**Your task**. Translate this sentence from the semantic web research text into Spanish: "To improve precision, Anatomy Lens does its search over user-generated metadata on articles instead of keywords."

The higher recall in Anatomy Lens comes from using ontologies as knowledge bases to expand the search, he notes. Through inferencing, it is able to determine that if a user is interested in the brain, he/she is also interested in the hippocampus but not the spine. To improve precision, Anatomy Lens does its search over user-generated metadata on articles instead of keywords. In the above example, an article that mostly talks about the spine but also happens to mention the keyword “brain” will be returned by a standard text search, but not by Anatomy Lens.
As an added point, the size of the underlying data is huge (about 300 million RDF triples), as is the expressivity and size of ontologies used for inferencing, and most typical queries are answered in a few seconds, which demonstrates that large-scale, real-time reasoning is very much possible.
Jennifer Golbeck
Golbeck, now a faculty member at the University of Maryland School of Information Studies, these days is extending the PhD work she has done around the way people in social networks compute the trustworthiness of others and use information they get from them. So she’s been spending her time among developing new methods for computing trust that don’t require individuals to have stated their explicit trust values for others in the network, including looking at FOAF (Friend of a Friend, a machine-readable ontology describing persons, their activities and their relations to other people and objects) and how it works.
“There are tons of profiles but some of them are dupes,” she says. It’s a small fraction of users with multiple accounts, but that small number of people usually connect big groups “Can you merge those profiles? I just finished a study in January that looked at taking FOAF and seeing if you can use semantic technologies to merge profiles of people from different social networks. It turns out that you can.”
The first step was to run semantic web reasoning techniques over FOAF data to merge people with multiple profiles and connect about ten big and disconnected social networks (those that output FOAF and have more than 1,000 people).
“People use FOAF as an example of how the semantic web had been successful,” she says. “But if you can’t reason over it in an effective way, it’s not a good example of that.” She currently has a paper under submission to show that merging profiles works really well.
That’s good, because if this weren’t possible, the FOAF data wouldn’t be clean enough to be used as a basis for building applications that rely on these distributed social networks to compute trust. “The step now is to take the work I’ve done on computing trust from the information you have about people and integrating that with the giant FOAF network, and then building intelligent systems,” she says — like the one she created for her dissertation project that created movie recommendations based on the explicit trust values users in a purpose-built social network assigned to others in the same network.
Such work could result in some interesting new applications, such as a novel approach to email filtering. “You get messages from people you don’t know all the time, and you want many of those. But I also get zillions of spam email, and some good messages always get filtered into the spam box, and you never read them because there are so many spam emails that you can’t go through them all to find the good ones,” she says. “You can use something like this to highlight the messages that are from people you trust in the network — either those you know directly or that you have paths to in the social network, to sort of sort your spam box.”

**Record excerpts**.
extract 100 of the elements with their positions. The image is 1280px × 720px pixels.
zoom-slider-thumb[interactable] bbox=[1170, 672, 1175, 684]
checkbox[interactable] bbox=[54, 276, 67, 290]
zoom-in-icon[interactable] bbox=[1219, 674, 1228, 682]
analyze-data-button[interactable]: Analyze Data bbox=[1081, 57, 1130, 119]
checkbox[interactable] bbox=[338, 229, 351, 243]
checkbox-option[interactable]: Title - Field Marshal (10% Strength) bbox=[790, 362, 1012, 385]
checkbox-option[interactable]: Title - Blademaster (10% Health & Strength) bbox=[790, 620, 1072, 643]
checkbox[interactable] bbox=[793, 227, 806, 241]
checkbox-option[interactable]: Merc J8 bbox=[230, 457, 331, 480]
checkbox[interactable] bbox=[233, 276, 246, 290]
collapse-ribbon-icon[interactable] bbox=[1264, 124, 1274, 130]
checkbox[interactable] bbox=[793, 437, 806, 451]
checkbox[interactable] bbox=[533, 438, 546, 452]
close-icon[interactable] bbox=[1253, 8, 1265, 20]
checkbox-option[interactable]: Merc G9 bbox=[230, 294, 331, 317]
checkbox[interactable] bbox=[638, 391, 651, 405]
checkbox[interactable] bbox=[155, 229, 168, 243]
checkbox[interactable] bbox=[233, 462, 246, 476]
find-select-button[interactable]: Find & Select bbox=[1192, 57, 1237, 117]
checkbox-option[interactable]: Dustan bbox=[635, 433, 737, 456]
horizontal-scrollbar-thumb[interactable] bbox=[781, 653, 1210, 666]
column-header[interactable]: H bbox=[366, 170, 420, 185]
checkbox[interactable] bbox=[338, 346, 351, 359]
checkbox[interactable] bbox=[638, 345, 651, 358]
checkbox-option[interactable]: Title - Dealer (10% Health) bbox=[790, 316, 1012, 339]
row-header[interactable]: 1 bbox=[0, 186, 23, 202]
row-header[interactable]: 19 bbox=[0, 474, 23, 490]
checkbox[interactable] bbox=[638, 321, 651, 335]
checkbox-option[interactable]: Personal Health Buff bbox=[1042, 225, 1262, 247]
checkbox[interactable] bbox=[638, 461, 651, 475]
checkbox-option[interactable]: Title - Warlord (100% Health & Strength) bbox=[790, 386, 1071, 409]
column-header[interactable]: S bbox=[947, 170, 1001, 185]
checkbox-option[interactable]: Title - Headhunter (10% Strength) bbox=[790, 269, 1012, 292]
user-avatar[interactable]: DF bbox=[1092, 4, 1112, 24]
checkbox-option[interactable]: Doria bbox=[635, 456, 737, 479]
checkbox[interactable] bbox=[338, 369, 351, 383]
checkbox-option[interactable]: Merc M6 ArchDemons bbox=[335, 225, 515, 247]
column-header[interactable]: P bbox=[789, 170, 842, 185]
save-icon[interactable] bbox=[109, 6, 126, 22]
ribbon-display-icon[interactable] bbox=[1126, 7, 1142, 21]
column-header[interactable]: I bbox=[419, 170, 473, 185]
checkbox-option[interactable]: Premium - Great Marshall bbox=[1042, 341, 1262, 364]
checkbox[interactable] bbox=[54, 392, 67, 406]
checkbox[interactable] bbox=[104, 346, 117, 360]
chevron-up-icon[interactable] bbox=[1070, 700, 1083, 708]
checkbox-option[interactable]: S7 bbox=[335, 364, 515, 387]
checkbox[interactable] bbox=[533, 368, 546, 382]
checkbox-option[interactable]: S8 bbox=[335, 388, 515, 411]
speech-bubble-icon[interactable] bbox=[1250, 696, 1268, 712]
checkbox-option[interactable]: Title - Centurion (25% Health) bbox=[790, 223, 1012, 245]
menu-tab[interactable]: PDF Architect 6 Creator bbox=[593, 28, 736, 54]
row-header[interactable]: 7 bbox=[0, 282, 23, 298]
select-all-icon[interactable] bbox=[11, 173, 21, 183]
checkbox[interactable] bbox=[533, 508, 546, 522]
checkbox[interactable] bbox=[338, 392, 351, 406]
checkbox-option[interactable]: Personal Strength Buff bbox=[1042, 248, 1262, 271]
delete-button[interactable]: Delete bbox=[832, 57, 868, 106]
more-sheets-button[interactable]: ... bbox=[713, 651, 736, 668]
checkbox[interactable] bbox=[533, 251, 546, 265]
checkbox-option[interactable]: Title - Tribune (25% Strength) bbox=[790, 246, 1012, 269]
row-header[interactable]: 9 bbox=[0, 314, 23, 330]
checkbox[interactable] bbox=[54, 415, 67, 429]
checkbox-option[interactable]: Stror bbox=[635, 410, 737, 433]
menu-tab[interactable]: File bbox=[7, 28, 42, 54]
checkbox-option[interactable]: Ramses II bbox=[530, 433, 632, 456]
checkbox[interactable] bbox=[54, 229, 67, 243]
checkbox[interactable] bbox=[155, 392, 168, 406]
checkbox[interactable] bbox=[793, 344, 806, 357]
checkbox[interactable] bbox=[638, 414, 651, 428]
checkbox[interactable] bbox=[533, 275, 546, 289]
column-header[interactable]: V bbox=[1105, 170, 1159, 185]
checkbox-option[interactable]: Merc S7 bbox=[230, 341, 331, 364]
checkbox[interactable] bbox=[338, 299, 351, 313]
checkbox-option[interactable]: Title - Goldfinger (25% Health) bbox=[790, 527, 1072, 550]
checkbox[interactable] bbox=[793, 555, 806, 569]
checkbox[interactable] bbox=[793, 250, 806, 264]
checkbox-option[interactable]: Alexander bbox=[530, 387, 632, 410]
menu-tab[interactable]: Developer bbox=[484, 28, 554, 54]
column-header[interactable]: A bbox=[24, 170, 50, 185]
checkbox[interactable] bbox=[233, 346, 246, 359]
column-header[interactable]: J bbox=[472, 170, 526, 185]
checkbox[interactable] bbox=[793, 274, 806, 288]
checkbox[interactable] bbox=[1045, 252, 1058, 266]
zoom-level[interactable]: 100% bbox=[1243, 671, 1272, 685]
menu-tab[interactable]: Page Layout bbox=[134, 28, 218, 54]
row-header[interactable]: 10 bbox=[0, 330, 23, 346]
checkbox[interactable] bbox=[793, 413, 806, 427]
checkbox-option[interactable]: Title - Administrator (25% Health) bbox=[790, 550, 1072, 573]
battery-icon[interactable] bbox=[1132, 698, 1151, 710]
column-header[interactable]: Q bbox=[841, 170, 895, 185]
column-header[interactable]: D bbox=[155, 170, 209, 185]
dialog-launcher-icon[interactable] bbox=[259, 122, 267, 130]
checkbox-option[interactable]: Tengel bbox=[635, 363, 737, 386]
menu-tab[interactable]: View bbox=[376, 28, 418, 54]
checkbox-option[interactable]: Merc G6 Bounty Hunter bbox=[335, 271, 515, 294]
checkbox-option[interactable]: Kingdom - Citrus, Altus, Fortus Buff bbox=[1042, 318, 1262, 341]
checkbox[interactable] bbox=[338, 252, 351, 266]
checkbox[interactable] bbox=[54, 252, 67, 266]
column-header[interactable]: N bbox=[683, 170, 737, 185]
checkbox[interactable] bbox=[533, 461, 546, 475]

**Exercise output**. Para mejorar la precisión, Anatomy Lens realiza su búsqueda sobre los metadatos de los artículos generados por los usuarios en lugar de sobre palabras clave.